• Extracted data
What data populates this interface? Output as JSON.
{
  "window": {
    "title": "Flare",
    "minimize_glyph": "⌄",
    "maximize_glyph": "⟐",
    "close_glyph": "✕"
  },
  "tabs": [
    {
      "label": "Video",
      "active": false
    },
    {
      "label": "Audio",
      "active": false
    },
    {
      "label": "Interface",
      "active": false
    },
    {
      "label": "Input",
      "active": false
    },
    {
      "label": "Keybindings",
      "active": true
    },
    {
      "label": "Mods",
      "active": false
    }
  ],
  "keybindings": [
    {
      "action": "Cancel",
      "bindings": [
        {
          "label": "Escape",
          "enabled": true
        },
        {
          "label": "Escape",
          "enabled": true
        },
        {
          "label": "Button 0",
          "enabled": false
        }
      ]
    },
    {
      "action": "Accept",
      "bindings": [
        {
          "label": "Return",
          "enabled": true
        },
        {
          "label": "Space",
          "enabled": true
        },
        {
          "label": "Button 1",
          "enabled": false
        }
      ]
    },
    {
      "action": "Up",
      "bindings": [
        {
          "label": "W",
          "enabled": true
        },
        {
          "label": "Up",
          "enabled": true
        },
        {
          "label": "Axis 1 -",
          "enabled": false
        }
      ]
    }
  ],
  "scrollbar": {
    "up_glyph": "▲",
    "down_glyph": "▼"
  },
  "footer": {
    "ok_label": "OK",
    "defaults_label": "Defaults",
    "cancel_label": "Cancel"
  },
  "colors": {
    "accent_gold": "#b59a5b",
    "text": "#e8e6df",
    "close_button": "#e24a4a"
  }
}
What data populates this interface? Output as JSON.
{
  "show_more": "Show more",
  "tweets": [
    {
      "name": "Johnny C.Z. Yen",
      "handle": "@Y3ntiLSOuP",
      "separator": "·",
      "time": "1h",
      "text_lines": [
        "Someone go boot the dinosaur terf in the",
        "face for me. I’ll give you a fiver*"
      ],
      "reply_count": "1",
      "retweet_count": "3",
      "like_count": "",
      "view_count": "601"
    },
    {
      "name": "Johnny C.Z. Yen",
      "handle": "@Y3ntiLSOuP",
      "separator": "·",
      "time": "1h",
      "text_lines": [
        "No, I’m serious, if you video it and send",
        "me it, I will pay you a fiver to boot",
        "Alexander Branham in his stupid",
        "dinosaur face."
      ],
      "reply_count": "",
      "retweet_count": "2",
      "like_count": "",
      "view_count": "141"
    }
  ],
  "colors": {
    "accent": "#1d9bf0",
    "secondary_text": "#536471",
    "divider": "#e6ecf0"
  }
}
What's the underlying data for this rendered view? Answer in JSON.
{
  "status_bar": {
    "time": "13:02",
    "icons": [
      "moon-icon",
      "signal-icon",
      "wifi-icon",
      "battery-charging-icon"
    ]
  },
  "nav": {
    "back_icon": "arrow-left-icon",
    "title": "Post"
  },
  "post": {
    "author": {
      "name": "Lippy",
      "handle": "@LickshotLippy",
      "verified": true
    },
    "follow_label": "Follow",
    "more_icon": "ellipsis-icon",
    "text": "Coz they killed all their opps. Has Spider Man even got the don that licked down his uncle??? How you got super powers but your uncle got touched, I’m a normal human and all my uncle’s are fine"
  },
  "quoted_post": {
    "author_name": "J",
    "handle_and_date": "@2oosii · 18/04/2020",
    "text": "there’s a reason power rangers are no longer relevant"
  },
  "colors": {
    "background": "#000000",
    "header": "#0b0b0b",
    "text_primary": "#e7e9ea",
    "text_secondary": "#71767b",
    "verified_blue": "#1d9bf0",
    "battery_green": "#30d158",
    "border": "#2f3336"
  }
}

• Aim of the exercise
Send back each record exactly as it stands.

• Answer
What data populates this interface? Output as JSON.
{
  "window": {
    "title": "Flare",
    "minimize_glyph": "⌄",
    "maximize_glyph": "⟐",
    "close_glyph": "✕"
  },
  "tabs": [
    {
      "label": "Video",
      "active": false
    },
    {
      "label": "Audio",
      "active": false
    },
    {
      "label": "Interface",
      "active": false
    },
    {
      "label": "Input",
      "active": false
    },
    {
      "label": "Keybindings",
      "active": true
    },
    {
      "label": "Mods",
      "active": false
    }
  ],
  "keybindings": [
    {
      "action": "Cancel",
      "bindings": [
        {
          "label": "Escape",
          "enabled": true
        },
        {
          "label": "Escape",
          "enabled": true
        },
        {
          "label": "Button 0",
          "enabled": false
        }
      ]
    },
    {
      "action": "Accept",
      "bindings": [
        {
          "label": "Return",
          "enabled": true
        },
        {
          "label": "Space",
          "enabled": true
        },
        {
          "label": "Button 1",
          "enabled": false
        }
      ]
    },
    {
      "action": "Up",
      "bindings": [
        {
          "label": "W",
          "enabled": true
        },
        {
          "label": "Up",
          "enabled": true
        },
        {
          "label": "Axis 1 -",
          "enabled": false
        }
      ]
    }
  ],
  "scrollbar": {
    "up_glyph": "▲",
    "down_glyph": "▼"
  },
  "footer": {
    "ok_label": "OK",
    "defaults_label": "Defaults",
    "cancel_label": "Cancel"
  },
  "colors": {
    "accent_gold": "#b59a5b",
    "text": "#e8e6df",
    "close_button": "#e24a4a"
  }
}
What data populates this interface? Output as JSON.
{
  "show_more": "Show more",
  "tweets": [
    {
      "name": "Johnny C.Z. Yen",
      "handle": "@Y3ntiLSOuP",
      "separator": "·",
      "time": "1h",
      "text_lines": [
        "Someone go boot the dinosaur terf in the",
        "face for me. I’ll give you a fiver*"
      ],
      "reply_count": "1",
      "retweet_count": "3",
      "like_count": "",
      "view_count": "601"
    },
    {
      "name": "Johnny C.Z. Yen",
      "handle": "@Y3ntiLSOuP",
      "separator": "·",
      "time": "1h",
      "text_lines": [
        "No, I’m serious, if you video it and send",
        "me it, I will pay you a fiver to boot",
        "Alexander Branham in his stupid",
        "dinosaur face."
      ],
      "reply_count": "",
      "retweet_count": "2",
      "like_count": "",
      "view_count": "141"
    }
  ],
  "colors": {
    "accent": "#1d9bf0",
    "secondary_text": "#536471",
    "divider": "#e6ecf0"
  }
}
What's the underlying data for this rendered view? Answer in JSON.
{
  "status_bar": {
    "time": "13:02",
    "icons": [
      "moon-icon",
      "signal-icon",
      "wifi-icon",
      "battery-charging-icon"
    ]
  },
  "nav": {
    "back_icon": "arrow-left-icon",
    "title": "Post"
  },
  "post": {
    "author": {
      "name": "Lippy",
      "handle": "@LickshotLippy",
      "verified": true
    },
    "follow_label": "Follow",
    "more_icon": "ellipsis-icon",
    "text": "Coz they killed all their opps. Has Spider Man even got the don that licked down his uncle??? How you got super powers but your uncle got touched, I’m a normal human and all my uncle’s are fine"
  },
  "quoted_post": {
    "author_name": "J",
    "handle_and_date": "@2oosii · 18/04/2020",
    "text": "there’s a reason power rangers are no longer relevant"
  },
  "colors": {
    "background": "#000000",
    "header": "#0b0b0b",
    "text_primary": "#e7e9ea",
    "text_secondary": "#71767b",
    "verified_blue": "#1d9bf0",
    "battery_green": "#30d158",
    "border": "#2f3336"
  }
}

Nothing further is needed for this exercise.